* _Document section_:
══════

Flea eggs and larvae can’t survive significant changes in temperature and humidity. As a result, suitable zones for development are limited, especially outdoors. Most eggs won’t survive. Infestations continue because fleas lay large numbers of eggs, and the parasites have a close association with their host and its resting sites. Outdoor survival is highest in early fall.
Young fleas develop in areas with shade and wind protection. Sunny areas can’t support developing fleas. Relative humidity (RH) must exceed 45% even during the hottest parts of the day. Survival isn’t even possible under trees, or in maintained lawns, due to the low RH. Spraying sunny areas of yards is unnecessary and ineffective. However, in severe infestations, these areas can be sprayed with an adulticide to quickly kill any emerged adults.

══════

* _Assigned task_: Retype the passage on flea survival word for word, starting at "Flea eggs and" and ending at "in early fall.".

(Dataset items)
══════

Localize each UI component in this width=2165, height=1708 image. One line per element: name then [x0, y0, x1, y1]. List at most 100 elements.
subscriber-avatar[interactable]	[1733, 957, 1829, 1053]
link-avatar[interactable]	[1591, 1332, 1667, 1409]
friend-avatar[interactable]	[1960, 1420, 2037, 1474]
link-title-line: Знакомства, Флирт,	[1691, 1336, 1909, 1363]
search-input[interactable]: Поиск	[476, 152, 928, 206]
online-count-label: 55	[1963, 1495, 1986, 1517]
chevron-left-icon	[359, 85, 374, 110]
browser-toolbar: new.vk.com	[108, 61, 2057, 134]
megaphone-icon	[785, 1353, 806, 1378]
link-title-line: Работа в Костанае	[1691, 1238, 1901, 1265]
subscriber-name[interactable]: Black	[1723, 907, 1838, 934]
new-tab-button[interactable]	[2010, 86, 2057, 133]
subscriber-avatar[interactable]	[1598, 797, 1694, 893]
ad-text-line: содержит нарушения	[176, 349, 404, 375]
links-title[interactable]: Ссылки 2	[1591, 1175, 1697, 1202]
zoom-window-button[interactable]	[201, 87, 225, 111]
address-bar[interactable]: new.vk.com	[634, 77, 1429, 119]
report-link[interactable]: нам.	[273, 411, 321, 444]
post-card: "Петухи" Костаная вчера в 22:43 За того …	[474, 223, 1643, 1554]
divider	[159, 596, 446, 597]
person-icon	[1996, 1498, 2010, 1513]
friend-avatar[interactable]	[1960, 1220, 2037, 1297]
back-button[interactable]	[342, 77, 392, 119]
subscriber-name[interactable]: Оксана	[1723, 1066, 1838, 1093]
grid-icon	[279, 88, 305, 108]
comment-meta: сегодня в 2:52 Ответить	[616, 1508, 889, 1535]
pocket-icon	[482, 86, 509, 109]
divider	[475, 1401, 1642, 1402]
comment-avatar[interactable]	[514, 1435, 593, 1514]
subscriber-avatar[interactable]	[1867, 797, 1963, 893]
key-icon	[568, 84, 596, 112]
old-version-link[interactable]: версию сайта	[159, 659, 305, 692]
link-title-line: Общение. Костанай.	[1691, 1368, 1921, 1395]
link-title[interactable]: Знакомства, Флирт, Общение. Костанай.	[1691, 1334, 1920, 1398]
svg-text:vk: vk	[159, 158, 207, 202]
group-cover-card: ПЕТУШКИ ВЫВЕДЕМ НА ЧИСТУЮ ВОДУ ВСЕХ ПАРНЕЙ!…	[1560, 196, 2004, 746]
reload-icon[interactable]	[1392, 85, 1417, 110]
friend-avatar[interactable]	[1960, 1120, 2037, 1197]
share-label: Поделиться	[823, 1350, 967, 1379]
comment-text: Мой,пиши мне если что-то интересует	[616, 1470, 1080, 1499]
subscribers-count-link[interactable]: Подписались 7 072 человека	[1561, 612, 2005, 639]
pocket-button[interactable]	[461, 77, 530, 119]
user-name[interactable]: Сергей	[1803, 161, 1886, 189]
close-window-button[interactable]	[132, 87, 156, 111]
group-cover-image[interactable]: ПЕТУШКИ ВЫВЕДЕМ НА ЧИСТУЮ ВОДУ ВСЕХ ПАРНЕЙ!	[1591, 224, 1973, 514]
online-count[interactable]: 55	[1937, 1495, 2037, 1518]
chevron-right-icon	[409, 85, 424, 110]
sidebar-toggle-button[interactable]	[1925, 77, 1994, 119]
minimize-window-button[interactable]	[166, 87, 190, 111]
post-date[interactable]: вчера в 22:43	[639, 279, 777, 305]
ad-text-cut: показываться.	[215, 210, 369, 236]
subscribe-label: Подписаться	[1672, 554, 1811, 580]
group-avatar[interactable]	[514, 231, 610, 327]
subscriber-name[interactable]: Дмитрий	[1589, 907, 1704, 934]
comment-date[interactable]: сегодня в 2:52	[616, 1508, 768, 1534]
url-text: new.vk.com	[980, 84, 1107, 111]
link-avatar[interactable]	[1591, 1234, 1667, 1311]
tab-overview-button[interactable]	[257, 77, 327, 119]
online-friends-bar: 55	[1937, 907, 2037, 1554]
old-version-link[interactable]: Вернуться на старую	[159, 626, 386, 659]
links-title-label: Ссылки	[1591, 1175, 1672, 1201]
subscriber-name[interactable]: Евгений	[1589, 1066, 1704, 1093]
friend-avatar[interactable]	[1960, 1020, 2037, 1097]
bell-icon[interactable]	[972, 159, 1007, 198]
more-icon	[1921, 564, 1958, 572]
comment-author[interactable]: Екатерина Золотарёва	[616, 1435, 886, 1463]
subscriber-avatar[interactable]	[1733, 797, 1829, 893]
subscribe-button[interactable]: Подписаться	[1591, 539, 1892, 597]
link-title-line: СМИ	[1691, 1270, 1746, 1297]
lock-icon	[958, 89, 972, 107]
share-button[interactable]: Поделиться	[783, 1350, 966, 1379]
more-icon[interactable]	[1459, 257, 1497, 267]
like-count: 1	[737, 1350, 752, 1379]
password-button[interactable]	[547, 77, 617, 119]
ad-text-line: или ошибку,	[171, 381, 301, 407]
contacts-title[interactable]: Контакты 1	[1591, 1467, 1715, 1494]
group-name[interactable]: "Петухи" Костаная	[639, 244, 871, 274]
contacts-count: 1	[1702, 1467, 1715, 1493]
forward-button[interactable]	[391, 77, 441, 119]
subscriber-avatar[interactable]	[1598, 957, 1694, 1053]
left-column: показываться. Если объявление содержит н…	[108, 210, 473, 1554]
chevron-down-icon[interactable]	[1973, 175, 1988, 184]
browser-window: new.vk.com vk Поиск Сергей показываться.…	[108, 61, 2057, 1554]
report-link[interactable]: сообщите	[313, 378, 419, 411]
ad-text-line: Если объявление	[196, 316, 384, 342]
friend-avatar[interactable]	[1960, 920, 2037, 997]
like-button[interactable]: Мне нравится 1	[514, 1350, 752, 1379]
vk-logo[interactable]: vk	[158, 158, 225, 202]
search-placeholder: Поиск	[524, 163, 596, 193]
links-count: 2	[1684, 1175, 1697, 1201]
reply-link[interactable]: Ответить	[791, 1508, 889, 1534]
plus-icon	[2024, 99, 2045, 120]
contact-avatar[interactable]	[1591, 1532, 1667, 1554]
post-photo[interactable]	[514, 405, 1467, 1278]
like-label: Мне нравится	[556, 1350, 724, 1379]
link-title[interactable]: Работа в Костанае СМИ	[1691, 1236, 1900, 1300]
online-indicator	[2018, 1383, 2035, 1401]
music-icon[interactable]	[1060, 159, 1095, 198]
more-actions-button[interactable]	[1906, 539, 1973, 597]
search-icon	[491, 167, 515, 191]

══════

* _Task answer_:
Flea eggs and larvae can’t survive significant changes in temperature and humidity. As a result, suitable zones for development are limited, especially outdoors. Most eggs won’t survive. Infestations continue because fleas lay large numbers of eggs, and the parasites have a close association with their host and its resting sites. Outdoor survival is highest in early fall.